====== Given records ======

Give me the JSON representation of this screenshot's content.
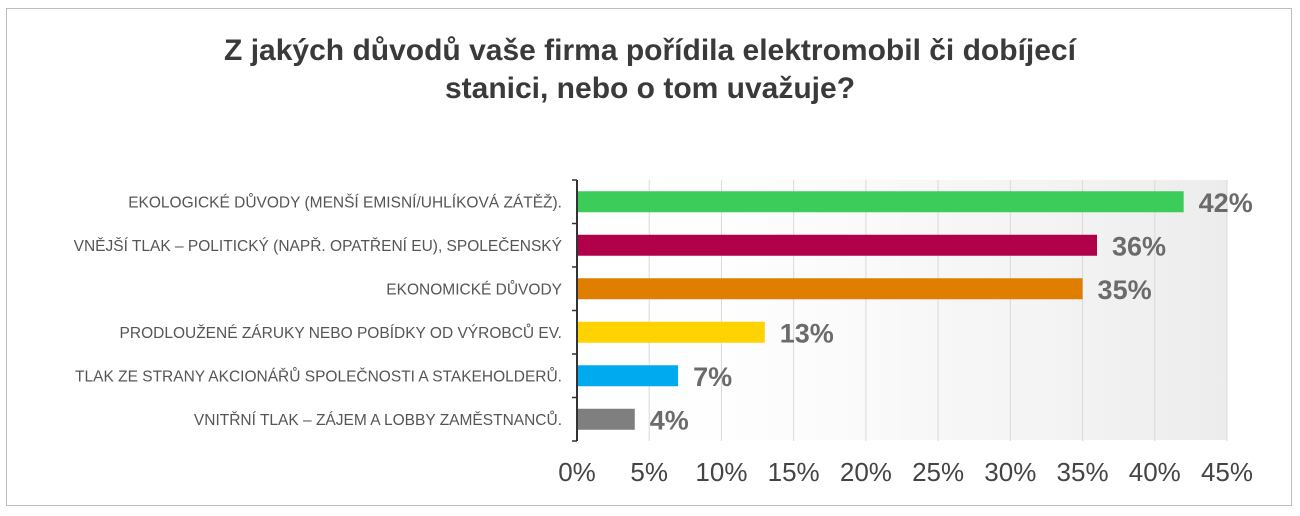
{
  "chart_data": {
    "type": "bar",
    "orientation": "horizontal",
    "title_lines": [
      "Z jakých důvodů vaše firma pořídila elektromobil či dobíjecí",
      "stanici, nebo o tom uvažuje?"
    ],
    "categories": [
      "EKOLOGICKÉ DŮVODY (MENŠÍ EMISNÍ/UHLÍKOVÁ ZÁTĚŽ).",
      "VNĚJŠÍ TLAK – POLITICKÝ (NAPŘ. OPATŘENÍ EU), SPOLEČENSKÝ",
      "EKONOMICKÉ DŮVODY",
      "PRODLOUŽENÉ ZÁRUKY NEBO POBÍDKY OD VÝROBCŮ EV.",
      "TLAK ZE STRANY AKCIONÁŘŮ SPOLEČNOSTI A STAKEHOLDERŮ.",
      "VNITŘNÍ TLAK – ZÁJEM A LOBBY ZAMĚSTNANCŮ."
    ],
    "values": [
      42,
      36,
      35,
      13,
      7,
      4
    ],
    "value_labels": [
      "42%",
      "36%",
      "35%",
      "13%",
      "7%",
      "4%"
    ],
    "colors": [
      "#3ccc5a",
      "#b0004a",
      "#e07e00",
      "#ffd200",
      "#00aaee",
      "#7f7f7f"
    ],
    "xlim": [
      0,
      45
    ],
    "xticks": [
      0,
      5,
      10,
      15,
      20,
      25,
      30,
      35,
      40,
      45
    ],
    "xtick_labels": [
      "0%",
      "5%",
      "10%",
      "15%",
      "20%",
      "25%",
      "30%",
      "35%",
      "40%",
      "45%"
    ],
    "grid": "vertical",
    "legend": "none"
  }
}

======

■ **Requirements**: Leaving all pictures aside, quote each record exactly.

■ **Complete answer**:
Give me the JSON representation of this screenshot's content.
{
  "chart_data": {
    "type": "bar",
    "orientation": "horizontal",
    "title_lines": [
      "Z jakých důvodů vaše firma pořídila elektromobil či dobíjecí",
      "stanici, nebo o tom uvažuje?"
    ],
    "categories": [
      "EKOLOGICKÉ DŮVODY (MENŠÍ EMISNÍ/UHLÍKOVÁ ZÁTĚŽ).",
      "VNĚJŠÍ TLAK – POLITICKÝ (NAPŘ. OPATŘENÍ EU), SPOLEČENSKÝ",
      "EKONOMICKÉ DŮVODY",
      "PRODLOUŽENÉ ZÁRUKY NEBO POBÍDKY OD VÝROBCŮ EV.",
      "TLAK ZE STRANY AKCIONÁŘŮ SPOLEČNOSTI A STAKEHOLDERŮ.",
      "VNITŘNÍ TLAK – ZÁJEM A LOBBY ZAMĚSTNANCŮ."
    ],
    "values": [
      42,
      36,
      35,
      13,
      7,
      4
    ],
    "value_labels": [
      "42%",
      "36%",
      "35%",
      "13%",
      "7%",
      "4%"
    ],
    "colors": [
      "#3ccc5a",
      "#b0004a",
      "#e07e00",
      "#ffd200",
      "#00aaee",
      "#7f7f7f"
    ],
    "xlim": [
      0,
      45
    ],
    "xticks": [
      0,
      5,
      10,
      15,
      20,
      25,
      30,
      35,
      40,
      45
    ],
    "xtick_labels": [
      "0%",
      "5%",
      "10%",
      "15%",
      "20%",
      "25%",
      "30%",
      "35%",
      "40%",
      "45%"
    ],
    "grid": "vertical",
    "legend": "none"
  }
}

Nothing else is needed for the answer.